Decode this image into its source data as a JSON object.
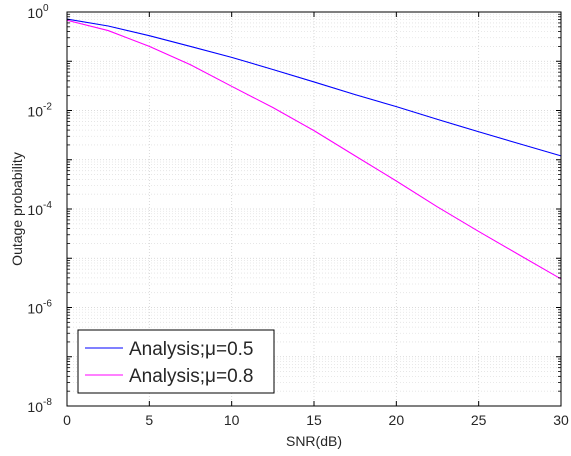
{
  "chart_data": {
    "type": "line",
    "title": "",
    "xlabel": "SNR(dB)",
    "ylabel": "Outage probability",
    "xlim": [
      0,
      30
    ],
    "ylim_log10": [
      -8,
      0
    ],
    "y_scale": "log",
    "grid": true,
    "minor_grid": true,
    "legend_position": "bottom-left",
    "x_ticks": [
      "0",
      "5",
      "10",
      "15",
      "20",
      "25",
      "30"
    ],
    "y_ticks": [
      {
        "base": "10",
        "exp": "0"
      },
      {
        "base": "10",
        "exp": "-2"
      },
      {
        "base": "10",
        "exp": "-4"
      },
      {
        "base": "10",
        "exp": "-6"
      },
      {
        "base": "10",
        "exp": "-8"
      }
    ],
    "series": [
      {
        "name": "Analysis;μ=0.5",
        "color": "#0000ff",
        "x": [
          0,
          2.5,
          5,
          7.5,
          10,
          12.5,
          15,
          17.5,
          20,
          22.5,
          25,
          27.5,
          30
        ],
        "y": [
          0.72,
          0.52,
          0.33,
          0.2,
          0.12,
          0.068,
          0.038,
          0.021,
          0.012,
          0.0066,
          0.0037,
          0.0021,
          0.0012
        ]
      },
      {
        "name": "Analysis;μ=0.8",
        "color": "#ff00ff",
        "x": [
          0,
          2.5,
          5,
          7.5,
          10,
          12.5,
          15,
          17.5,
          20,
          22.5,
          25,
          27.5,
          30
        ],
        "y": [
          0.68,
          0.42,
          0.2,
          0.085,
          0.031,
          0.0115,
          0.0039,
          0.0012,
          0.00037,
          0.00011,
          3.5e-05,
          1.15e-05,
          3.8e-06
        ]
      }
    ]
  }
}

* * * * *

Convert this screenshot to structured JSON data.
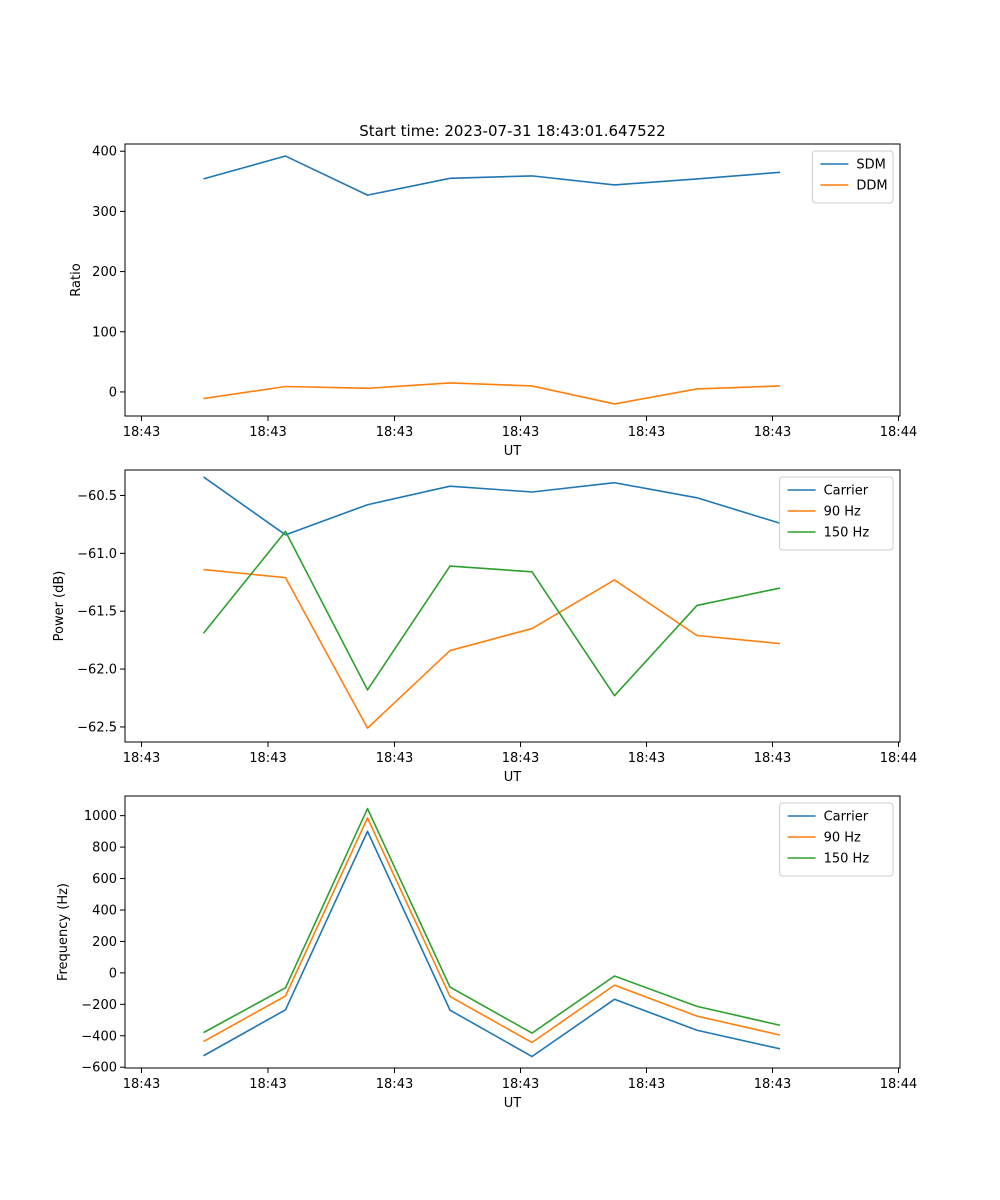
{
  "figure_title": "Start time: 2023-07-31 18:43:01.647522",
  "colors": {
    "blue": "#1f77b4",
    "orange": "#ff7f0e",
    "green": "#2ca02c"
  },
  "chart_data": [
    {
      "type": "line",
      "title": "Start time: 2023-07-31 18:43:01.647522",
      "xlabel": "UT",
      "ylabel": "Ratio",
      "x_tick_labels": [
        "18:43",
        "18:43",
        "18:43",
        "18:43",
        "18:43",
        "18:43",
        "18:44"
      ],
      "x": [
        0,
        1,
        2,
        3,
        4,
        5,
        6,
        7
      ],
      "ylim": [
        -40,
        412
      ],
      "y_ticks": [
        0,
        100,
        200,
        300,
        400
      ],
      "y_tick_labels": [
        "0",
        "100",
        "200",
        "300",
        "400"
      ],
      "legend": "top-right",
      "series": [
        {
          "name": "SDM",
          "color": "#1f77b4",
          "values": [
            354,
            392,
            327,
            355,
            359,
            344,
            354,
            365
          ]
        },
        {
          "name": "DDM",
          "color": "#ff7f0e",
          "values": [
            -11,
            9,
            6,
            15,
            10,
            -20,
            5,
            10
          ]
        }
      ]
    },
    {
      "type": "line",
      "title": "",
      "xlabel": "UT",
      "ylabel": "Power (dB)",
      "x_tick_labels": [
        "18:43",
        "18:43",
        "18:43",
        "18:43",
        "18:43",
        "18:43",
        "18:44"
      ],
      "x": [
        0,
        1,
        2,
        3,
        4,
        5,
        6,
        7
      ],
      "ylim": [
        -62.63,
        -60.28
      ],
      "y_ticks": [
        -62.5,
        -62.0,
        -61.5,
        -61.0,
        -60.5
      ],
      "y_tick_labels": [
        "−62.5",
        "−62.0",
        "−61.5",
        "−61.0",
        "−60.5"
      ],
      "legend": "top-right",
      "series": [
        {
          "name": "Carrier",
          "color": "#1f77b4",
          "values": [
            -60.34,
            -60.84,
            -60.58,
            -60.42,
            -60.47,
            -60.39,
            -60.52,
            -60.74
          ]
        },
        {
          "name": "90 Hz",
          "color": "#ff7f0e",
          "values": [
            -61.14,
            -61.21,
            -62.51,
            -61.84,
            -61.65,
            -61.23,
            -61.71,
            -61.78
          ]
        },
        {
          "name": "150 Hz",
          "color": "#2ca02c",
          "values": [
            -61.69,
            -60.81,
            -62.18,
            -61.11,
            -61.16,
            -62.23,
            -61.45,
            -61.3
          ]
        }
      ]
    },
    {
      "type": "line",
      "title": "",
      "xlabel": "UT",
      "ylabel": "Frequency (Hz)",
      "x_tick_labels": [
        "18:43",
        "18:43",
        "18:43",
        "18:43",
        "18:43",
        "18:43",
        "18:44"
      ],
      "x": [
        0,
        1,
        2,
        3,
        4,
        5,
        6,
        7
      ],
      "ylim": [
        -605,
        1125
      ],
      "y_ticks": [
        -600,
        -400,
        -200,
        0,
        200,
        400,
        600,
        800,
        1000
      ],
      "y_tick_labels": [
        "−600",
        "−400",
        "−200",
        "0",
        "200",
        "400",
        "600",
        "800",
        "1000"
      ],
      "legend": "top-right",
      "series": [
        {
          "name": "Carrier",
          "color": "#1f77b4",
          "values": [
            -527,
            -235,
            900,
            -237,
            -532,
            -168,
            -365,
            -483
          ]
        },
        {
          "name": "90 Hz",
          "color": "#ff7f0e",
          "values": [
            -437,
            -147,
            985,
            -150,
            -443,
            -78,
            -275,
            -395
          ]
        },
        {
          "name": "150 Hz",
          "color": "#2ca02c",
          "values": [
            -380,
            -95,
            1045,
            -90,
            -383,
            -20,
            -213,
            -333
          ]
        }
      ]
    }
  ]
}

* * * * *

- [Prompt] Track down the lines that include the word "JSON" and copy them.

- [Task answer]
Decode this image into its source data as a JSON object.
Convert this screenshot to structured JSON data.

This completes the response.